#### [What to produce]
Your task is to copy every line of the records below that contains "word".

Records from a data collection:

######

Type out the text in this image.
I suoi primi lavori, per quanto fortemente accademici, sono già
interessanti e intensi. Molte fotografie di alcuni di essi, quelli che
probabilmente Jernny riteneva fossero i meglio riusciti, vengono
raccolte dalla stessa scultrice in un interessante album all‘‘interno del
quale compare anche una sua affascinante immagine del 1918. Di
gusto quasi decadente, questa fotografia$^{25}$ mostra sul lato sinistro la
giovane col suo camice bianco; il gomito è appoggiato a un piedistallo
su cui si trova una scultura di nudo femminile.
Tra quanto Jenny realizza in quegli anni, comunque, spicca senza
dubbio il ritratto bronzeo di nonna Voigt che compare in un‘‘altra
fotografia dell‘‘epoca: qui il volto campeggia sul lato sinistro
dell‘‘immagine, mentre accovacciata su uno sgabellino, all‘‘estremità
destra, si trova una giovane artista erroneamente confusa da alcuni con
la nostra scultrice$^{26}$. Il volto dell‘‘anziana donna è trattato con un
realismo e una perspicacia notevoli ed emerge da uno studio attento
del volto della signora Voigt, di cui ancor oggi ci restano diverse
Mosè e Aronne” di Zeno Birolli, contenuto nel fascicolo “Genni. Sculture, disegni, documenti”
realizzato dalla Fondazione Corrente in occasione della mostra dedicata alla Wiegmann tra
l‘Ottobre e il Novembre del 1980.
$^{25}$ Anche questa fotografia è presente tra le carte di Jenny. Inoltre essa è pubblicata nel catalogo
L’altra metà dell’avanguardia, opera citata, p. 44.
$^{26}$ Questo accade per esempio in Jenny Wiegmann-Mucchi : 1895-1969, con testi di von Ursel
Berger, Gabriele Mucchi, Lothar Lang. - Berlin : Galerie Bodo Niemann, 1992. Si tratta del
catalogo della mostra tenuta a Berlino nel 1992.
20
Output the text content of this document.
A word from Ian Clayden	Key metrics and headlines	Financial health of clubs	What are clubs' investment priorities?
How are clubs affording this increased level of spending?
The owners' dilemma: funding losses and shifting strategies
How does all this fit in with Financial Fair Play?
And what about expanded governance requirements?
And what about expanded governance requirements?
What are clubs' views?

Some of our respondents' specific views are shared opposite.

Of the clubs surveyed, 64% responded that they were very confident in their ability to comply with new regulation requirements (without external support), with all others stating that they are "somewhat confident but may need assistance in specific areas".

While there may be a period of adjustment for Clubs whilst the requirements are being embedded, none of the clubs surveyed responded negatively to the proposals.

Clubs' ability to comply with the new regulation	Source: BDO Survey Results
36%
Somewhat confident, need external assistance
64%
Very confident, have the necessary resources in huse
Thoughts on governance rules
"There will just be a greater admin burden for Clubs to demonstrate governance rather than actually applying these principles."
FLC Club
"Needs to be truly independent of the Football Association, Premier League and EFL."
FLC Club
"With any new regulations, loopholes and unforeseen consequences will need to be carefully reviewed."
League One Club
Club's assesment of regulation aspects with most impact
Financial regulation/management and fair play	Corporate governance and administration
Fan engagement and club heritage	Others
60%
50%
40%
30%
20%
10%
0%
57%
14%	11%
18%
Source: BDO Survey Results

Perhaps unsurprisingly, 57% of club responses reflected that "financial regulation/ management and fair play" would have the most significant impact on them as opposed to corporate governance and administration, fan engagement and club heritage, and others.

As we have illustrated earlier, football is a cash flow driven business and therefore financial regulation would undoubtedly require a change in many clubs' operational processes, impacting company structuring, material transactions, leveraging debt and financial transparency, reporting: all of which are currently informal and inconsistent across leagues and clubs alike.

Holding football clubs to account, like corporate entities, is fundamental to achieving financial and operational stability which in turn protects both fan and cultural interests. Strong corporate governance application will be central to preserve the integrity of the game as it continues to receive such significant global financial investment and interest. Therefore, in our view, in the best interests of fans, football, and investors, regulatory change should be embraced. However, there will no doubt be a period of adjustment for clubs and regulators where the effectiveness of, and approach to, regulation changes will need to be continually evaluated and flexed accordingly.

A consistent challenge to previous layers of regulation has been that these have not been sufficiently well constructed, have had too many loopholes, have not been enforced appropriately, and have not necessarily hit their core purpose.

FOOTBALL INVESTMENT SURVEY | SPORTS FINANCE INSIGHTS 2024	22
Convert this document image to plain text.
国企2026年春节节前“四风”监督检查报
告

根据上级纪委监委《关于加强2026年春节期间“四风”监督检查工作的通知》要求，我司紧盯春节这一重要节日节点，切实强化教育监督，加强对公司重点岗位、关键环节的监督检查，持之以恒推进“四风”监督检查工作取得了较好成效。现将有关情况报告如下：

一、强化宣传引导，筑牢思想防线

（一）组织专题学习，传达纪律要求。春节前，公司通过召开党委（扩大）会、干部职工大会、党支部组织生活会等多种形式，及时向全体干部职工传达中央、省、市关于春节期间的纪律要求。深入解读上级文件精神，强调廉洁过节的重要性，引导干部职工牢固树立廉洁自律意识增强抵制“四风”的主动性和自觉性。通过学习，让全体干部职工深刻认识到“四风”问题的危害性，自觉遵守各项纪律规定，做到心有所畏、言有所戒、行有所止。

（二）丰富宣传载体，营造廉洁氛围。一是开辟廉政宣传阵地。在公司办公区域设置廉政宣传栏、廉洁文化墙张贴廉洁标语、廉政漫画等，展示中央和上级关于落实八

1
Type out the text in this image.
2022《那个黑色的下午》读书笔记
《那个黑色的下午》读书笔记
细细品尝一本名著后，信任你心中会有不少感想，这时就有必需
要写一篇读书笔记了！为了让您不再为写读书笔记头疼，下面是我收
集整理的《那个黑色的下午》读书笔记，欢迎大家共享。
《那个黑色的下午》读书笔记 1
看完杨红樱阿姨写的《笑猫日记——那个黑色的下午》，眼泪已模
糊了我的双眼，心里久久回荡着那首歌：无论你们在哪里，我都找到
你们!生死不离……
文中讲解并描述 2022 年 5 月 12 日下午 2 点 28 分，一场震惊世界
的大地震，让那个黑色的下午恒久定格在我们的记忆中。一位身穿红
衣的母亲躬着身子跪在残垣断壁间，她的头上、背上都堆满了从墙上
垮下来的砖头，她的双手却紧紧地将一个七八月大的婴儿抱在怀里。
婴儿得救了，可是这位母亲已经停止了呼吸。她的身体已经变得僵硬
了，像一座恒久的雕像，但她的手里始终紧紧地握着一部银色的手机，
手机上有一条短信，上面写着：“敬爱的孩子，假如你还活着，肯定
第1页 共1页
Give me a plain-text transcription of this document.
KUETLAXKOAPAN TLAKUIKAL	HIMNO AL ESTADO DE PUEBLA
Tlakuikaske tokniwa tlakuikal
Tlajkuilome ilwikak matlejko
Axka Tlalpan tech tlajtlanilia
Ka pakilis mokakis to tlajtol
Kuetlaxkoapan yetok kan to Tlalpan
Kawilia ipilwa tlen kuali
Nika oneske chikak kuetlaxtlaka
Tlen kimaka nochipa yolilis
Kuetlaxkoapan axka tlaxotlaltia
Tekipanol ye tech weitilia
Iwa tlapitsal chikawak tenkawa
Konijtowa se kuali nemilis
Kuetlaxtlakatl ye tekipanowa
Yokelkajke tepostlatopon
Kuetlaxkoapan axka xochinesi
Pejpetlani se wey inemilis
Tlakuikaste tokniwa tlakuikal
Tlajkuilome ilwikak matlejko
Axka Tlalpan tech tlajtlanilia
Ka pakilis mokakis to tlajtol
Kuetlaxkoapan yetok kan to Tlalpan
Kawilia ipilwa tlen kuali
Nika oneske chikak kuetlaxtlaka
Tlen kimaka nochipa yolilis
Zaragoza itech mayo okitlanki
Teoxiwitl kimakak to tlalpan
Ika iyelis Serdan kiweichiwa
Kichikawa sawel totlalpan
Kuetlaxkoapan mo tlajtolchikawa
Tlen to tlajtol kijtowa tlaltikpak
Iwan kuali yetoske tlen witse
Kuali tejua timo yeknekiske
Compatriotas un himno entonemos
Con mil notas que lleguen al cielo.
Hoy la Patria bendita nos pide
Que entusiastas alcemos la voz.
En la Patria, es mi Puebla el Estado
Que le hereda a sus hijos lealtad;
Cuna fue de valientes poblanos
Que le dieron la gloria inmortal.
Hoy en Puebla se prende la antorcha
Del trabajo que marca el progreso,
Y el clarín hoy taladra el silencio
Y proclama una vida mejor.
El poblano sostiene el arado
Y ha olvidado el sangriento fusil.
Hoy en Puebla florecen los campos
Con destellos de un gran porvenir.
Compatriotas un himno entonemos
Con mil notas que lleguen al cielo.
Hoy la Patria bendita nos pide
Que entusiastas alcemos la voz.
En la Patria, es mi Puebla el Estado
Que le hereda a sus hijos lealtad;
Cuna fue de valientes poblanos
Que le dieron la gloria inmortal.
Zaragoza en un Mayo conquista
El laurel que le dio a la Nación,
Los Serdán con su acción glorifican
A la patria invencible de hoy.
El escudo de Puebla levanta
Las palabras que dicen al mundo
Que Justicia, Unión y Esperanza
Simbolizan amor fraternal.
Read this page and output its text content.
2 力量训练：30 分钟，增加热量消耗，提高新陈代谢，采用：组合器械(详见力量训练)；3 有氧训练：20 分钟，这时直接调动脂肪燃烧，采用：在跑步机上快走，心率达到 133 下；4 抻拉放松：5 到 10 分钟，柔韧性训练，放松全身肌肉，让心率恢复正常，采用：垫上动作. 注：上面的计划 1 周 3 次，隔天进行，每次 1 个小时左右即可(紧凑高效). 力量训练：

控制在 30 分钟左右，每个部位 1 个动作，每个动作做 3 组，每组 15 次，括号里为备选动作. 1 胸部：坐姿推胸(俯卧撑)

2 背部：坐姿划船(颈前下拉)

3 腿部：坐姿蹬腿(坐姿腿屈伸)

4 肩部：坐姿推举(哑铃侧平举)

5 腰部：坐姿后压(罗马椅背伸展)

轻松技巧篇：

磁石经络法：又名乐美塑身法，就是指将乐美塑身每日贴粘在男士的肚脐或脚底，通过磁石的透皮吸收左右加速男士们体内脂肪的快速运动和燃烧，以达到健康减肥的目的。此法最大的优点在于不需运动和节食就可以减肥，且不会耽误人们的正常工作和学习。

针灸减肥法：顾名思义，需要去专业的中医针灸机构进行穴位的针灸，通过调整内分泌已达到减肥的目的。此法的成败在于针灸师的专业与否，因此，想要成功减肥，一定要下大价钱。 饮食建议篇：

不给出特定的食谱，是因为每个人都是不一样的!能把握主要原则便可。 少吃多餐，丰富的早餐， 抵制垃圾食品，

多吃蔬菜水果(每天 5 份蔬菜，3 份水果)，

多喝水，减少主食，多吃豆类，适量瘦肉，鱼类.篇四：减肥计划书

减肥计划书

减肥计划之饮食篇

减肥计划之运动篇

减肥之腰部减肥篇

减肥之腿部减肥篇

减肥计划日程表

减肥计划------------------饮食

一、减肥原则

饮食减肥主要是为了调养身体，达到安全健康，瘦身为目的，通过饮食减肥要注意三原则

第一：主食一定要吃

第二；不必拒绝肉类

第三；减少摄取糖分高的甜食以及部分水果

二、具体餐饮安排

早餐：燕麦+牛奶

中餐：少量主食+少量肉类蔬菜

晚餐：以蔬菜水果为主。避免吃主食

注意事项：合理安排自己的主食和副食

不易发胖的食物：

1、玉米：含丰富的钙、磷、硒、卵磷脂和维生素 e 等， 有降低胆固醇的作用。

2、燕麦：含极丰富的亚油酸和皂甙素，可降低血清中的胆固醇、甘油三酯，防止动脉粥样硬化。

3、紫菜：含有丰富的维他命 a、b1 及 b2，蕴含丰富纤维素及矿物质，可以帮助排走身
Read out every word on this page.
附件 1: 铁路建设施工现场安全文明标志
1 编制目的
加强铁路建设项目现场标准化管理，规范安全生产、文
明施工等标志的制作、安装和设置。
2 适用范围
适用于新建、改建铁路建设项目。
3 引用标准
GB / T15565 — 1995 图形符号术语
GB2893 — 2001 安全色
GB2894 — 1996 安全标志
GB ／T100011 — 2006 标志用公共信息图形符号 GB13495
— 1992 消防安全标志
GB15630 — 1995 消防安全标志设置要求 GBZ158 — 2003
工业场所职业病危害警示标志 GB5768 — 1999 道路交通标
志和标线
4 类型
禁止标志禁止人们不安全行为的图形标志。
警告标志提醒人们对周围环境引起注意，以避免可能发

######

#### [Response to this exercise]
A word from Ian Clayden	Key metrics and headlines	Financial health of clubs	What are clubs' investment priorities?
Read out every word on this page.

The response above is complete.